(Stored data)

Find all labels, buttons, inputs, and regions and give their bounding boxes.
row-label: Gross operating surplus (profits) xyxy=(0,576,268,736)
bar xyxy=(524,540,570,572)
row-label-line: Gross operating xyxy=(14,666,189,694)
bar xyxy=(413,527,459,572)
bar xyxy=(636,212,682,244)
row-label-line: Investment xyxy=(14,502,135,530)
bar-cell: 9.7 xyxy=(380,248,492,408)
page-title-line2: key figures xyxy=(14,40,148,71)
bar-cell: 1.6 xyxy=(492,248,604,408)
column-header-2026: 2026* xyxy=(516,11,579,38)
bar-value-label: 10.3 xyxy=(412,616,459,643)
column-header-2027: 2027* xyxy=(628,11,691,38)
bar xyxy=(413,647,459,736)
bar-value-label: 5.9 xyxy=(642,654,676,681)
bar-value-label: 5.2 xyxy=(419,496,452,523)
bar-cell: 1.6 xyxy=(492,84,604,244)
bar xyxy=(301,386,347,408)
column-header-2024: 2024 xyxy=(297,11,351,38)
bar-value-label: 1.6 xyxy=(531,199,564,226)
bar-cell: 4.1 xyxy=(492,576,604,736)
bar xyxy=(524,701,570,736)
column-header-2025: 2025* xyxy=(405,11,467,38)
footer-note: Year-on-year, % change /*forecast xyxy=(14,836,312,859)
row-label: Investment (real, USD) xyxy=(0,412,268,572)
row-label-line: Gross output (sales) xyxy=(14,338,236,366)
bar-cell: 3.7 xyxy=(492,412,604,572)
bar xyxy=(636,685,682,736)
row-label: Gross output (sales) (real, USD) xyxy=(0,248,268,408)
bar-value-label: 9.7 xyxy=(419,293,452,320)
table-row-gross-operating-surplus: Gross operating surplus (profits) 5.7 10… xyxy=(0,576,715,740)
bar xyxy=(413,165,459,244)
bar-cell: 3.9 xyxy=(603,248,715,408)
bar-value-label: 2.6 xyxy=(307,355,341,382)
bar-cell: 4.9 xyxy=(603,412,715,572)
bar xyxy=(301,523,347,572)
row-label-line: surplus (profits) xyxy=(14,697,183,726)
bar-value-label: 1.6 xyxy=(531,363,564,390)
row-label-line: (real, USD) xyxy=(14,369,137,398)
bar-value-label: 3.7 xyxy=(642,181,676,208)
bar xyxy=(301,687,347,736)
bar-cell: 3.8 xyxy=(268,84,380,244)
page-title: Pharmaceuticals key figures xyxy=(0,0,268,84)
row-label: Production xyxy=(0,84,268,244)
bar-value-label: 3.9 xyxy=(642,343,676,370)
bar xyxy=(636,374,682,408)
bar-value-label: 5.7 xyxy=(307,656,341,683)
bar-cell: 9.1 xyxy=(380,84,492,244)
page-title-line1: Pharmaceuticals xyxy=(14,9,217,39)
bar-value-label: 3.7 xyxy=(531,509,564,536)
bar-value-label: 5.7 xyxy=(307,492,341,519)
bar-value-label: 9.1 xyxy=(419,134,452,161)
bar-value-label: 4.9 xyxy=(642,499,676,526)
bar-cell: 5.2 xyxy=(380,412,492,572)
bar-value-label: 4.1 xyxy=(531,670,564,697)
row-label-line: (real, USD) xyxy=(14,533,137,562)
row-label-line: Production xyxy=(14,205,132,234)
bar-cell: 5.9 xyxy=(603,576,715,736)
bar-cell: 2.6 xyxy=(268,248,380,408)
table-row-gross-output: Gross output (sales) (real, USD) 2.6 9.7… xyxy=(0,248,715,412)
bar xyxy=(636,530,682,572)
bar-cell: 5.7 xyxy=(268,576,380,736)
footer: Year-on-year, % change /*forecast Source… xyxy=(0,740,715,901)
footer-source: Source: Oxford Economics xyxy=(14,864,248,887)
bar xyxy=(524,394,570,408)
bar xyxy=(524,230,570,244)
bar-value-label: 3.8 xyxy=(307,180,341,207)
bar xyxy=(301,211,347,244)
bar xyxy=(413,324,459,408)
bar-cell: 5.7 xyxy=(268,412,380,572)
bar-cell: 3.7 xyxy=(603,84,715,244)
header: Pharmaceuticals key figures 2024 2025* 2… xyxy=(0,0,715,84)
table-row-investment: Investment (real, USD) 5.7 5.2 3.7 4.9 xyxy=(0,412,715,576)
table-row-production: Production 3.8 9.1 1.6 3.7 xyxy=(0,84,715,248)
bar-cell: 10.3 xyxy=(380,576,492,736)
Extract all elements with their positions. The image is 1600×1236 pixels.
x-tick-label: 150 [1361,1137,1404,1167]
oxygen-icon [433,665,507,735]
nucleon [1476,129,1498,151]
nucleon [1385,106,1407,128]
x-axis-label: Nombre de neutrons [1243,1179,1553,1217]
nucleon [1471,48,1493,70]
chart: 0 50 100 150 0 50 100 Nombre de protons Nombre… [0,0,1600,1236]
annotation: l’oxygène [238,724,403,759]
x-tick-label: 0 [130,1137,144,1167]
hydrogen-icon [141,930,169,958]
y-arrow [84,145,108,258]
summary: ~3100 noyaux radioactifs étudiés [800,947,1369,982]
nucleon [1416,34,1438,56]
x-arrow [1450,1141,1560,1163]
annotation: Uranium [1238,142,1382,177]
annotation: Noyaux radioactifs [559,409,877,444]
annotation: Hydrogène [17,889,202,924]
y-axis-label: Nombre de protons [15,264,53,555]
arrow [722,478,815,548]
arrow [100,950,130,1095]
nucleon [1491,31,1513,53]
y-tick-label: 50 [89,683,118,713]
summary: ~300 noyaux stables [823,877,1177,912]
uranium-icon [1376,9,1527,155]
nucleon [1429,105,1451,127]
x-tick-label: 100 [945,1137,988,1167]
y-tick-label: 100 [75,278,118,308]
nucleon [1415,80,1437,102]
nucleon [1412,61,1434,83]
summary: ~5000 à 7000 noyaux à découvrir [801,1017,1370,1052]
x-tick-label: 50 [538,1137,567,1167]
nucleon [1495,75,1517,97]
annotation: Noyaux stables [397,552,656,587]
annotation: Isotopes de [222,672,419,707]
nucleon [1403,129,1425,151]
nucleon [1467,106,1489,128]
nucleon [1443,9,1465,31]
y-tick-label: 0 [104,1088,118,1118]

● WHAT TO PRODUCE: Pull out every line of the entries above that contains the string "surplus", matching its case exactly.

● TASK ANSWER:
row-label: Gross operating surplus (profits) xyxy=(0,576,268,736)
table-row-gross-operating-surplus: Gross operating surplus (profits) 5.7 10… xyxy=(0,576,715,740)
row-label-line: surplus (profits) xyxy=(14,697,183,726)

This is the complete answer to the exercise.